## begin Dataset rows
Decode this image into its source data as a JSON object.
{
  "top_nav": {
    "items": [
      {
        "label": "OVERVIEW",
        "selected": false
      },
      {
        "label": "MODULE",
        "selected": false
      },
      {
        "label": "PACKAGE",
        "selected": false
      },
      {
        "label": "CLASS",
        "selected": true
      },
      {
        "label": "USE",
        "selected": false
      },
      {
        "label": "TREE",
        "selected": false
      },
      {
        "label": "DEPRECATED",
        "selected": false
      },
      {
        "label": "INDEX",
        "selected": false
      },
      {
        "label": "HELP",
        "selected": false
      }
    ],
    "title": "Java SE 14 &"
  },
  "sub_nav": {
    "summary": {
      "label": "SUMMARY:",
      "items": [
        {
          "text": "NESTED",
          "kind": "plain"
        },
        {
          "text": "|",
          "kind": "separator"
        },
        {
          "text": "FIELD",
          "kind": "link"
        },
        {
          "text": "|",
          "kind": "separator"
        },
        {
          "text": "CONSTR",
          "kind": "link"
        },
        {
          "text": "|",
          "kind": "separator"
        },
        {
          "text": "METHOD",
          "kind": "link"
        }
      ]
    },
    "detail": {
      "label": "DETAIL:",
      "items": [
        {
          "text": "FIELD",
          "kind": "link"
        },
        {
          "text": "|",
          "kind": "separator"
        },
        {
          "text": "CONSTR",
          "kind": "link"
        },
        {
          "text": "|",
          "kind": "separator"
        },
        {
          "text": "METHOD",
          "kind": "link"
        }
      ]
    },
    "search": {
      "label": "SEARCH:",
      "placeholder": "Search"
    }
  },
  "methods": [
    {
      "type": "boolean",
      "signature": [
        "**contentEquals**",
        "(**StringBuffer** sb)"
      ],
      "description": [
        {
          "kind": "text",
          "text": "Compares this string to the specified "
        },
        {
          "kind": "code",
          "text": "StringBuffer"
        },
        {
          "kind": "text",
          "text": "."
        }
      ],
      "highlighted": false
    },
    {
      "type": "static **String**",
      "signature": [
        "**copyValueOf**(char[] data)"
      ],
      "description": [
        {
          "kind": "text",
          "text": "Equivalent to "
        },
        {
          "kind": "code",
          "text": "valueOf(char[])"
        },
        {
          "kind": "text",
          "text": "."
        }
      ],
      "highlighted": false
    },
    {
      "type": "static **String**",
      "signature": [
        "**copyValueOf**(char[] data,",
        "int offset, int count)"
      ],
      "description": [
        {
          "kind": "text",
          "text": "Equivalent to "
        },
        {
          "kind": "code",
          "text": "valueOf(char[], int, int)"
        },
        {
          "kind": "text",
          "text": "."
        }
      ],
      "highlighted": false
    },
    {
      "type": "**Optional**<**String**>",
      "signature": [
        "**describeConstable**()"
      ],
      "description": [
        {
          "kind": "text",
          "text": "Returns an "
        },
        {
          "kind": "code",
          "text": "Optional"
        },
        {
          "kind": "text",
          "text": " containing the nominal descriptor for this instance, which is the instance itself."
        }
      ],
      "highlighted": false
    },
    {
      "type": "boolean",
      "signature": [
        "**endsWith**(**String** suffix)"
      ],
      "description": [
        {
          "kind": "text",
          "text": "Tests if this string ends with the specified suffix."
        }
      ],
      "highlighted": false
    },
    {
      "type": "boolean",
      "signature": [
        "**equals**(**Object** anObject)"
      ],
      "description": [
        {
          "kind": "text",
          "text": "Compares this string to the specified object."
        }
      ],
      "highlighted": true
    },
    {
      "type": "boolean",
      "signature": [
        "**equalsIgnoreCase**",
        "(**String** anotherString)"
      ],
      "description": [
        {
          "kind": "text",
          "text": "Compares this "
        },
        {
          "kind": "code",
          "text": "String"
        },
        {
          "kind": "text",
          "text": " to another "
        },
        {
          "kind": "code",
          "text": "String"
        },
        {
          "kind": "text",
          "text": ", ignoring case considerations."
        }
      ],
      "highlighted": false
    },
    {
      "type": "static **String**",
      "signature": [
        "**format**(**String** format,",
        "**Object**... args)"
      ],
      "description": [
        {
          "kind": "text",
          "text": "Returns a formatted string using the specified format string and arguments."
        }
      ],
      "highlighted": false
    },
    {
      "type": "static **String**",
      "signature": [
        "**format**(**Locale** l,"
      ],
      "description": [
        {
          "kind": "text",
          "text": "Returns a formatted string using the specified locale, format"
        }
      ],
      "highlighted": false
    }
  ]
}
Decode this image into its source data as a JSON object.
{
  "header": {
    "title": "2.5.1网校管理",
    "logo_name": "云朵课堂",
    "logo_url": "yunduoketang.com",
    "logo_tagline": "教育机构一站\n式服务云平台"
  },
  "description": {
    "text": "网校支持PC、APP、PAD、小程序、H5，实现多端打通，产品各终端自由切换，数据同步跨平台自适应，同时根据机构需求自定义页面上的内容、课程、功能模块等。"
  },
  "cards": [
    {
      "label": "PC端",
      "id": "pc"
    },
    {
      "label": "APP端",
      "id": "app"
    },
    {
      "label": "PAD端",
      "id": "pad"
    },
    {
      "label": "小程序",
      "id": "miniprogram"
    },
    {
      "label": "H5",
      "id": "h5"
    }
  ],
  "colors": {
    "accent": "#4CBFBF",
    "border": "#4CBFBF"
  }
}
## end Dataset rows
◆ **Exercise aim**: Copy out every line of the data that includes "StringBuffer".

◆ **Answer to this problem**:
        "(**StringBuffer** sb)"
          "text": "StringBuffer"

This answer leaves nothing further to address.